### Exercise
In the material below, find each line holding the string "Rotate" and copy it.

□ □ □ □

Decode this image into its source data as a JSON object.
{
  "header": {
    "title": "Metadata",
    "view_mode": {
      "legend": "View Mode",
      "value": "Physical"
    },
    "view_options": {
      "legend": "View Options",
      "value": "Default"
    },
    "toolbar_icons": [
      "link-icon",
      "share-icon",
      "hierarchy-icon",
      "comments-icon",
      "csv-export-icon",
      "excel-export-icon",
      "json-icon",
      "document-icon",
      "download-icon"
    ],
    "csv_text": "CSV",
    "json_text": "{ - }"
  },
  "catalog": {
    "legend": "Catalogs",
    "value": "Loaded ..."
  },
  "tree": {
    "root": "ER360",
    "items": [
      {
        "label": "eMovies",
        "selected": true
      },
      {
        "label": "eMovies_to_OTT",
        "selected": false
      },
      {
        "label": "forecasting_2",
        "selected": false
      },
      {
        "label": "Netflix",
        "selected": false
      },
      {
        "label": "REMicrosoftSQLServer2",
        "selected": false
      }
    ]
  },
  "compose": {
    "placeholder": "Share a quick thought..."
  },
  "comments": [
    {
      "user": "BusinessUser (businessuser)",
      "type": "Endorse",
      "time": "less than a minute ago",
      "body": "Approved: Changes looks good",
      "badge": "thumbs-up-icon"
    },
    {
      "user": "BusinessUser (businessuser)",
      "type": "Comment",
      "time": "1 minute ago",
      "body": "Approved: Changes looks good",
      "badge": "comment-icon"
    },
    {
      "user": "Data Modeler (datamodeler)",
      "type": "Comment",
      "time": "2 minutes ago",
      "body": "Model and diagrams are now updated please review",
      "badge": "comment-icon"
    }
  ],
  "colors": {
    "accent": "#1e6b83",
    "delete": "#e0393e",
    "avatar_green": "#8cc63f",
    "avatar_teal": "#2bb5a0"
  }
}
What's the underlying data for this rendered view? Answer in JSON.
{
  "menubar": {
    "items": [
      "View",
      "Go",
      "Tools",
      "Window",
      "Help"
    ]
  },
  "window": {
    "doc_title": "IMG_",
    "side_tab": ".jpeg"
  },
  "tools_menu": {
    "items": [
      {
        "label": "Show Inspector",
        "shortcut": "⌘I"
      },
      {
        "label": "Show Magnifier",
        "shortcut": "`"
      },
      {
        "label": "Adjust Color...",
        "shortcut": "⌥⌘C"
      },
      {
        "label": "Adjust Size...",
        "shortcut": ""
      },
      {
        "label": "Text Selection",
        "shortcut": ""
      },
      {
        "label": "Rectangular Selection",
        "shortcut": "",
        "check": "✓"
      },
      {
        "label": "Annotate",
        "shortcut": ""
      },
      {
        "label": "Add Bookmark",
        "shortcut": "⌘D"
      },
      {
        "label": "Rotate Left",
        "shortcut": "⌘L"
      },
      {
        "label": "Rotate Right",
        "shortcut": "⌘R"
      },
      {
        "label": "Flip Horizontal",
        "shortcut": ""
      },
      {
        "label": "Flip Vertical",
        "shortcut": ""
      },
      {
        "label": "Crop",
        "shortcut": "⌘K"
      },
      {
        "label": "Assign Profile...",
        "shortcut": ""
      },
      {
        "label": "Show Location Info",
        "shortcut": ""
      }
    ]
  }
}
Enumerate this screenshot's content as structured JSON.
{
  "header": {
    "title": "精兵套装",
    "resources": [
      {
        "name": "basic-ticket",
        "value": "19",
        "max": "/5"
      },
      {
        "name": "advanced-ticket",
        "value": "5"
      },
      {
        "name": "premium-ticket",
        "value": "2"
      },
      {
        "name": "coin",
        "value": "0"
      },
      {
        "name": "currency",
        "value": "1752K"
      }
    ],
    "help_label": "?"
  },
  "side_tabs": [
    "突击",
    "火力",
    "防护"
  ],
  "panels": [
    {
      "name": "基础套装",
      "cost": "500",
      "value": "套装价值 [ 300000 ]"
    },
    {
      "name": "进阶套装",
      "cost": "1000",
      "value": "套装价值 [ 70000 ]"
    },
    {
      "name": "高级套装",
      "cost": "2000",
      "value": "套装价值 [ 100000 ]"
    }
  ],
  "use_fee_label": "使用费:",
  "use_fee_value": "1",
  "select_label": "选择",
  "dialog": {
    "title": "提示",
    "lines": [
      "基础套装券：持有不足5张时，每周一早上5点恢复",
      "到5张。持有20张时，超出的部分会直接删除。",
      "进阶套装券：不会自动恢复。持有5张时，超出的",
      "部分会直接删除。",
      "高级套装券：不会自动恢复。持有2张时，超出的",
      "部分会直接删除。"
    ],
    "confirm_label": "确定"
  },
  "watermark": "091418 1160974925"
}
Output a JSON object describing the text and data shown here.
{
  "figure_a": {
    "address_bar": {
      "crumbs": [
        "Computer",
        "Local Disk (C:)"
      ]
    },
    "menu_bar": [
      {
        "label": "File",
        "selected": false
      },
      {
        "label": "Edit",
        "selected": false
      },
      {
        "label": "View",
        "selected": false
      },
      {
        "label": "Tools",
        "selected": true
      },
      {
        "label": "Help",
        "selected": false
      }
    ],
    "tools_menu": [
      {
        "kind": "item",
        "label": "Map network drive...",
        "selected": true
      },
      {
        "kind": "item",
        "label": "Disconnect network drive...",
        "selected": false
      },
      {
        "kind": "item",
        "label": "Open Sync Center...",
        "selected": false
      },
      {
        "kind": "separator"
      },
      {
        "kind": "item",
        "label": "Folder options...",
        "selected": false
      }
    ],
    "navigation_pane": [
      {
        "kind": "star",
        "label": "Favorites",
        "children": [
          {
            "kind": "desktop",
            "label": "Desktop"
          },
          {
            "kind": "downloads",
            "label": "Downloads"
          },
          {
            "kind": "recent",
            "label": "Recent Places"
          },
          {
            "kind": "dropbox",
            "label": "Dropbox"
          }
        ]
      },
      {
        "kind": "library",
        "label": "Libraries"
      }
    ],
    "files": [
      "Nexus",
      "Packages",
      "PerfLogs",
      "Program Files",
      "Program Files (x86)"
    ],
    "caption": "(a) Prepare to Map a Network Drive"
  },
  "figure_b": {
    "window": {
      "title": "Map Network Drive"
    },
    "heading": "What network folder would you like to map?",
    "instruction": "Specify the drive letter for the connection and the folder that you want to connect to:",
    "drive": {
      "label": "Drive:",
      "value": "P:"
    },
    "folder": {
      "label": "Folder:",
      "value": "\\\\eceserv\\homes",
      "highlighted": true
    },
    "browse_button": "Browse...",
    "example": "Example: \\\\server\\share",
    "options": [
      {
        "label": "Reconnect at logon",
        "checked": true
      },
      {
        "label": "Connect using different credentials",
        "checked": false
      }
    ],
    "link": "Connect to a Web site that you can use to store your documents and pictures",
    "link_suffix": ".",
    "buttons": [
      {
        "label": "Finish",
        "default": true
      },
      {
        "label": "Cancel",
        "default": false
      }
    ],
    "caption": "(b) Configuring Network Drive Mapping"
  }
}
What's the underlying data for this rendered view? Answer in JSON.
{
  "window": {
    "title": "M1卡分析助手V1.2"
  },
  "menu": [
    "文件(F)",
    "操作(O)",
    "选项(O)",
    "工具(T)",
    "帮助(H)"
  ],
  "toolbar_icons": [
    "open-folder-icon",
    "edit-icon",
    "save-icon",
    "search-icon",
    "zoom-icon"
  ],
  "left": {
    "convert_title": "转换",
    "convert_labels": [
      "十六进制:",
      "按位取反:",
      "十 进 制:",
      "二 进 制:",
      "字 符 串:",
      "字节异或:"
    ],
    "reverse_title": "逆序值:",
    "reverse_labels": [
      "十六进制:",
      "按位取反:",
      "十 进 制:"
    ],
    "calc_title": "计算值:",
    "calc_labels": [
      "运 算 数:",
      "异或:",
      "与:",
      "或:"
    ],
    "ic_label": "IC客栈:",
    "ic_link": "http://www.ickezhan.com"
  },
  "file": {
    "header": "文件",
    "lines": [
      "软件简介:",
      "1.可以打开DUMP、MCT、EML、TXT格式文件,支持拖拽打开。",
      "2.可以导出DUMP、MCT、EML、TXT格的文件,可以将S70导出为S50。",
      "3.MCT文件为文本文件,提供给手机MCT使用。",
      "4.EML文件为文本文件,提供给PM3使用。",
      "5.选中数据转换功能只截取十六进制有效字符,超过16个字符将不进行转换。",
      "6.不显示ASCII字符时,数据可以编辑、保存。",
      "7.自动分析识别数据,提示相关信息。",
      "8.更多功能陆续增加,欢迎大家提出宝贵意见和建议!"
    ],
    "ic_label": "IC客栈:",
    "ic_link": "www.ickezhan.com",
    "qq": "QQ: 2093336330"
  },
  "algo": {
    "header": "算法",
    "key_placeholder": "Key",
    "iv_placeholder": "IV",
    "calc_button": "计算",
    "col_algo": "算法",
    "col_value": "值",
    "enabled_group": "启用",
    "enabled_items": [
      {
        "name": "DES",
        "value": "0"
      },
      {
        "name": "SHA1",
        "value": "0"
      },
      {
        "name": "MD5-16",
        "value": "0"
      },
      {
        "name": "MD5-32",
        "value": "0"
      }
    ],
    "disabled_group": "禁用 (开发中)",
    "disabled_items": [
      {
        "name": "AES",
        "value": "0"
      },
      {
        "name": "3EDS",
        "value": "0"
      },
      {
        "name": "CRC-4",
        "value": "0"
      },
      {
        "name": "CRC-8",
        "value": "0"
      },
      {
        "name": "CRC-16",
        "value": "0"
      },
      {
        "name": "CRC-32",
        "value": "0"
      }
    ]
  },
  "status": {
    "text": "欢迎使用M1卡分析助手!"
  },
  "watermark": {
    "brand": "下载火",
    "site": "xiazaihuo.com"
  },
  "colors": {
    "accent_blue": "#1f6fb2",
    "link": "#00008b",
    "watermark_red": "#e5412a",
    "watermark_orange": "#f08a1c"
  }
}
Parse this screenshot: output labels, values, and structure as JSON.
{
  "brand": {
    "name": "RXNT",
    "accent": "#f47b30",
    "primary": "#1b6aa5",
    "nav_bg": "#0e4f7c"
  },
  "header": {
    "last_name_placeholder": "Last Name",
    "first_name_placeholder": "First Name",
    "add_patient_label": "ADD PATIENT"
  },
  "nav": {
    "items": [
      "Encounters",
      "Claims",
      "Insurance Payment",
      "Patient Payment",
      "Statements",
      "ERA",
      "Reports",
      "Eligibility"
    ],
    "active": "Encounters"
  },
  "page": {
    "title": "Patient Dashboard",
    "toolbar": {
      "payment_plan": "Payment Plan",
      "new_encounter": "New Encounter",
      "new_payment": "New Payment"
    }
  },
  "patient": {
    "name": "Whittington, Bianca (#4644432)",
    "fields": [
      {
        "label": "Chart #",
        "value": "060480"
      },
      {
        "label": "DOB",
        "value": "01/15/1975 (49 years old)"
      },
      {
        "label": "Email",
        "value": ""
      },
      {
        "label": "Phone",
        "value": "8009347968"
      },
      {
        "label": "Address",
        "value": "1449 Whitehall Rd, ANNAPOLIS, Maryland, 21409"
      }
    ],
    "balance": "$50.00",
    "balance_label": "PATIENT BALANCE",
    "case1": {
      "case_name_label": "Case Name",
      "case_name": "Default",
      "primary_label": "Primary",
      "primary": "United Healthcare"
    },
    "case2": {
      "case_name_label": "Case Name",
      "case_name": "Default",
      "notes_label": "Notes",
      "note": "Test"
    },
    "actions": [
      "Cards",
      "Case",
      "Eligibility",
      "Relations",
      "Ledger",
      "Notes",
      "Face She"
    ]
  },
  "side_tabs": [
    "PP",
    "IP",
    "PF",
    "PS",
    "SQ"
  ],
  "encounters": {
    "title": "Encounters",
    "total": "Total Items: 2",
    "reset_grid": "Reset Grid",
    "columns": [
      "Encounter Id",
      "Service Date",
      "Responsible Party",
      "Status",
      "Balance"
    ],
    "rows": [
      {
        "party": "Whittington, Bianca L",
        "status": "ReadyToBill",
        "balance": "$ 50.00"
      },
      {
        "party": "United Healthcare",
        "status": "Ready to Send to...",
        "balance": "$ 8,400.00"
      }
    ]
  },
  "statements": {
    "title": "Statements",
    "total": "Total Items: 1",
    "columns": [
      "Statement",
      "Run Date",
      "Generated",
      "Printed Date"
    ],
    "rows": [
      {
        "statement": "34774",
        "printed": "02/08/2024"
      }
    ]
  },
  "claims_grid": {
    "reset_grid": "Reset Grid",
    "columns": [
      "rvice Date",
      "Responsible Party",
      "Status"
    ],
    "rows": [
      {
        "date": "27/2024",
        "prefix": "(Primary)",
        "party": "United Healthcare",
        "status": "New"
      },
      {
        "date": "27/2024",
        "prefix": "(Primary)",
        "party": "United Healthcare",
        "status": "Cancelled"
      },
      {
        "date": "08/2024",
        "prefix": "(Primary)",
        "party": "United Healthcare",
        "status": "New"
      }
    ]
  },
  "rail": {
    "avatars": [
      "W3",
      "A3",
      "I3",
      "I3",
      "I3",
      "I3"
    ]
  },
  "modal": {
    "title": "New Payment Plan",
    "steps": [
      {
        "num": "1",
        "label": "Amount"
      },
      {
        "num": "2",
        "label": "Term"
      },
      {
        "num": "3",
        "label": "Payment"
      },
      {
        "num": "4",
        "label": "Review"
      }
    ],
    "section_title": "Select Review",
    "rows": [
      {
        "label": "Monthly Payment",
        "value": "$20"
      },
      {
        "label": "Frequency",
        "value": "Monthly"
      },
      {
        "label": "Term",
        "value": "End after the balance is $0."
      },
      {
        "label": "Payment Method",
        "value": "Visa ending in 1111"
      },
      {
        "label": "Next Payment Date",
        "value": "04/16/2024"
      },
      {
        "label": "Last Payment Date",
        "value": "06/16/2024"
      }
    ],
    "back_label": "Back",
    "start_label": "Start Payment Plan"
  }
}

□ □ □ □

### Result
        "label": "Rotate Left",
        "label": "Rotate Right",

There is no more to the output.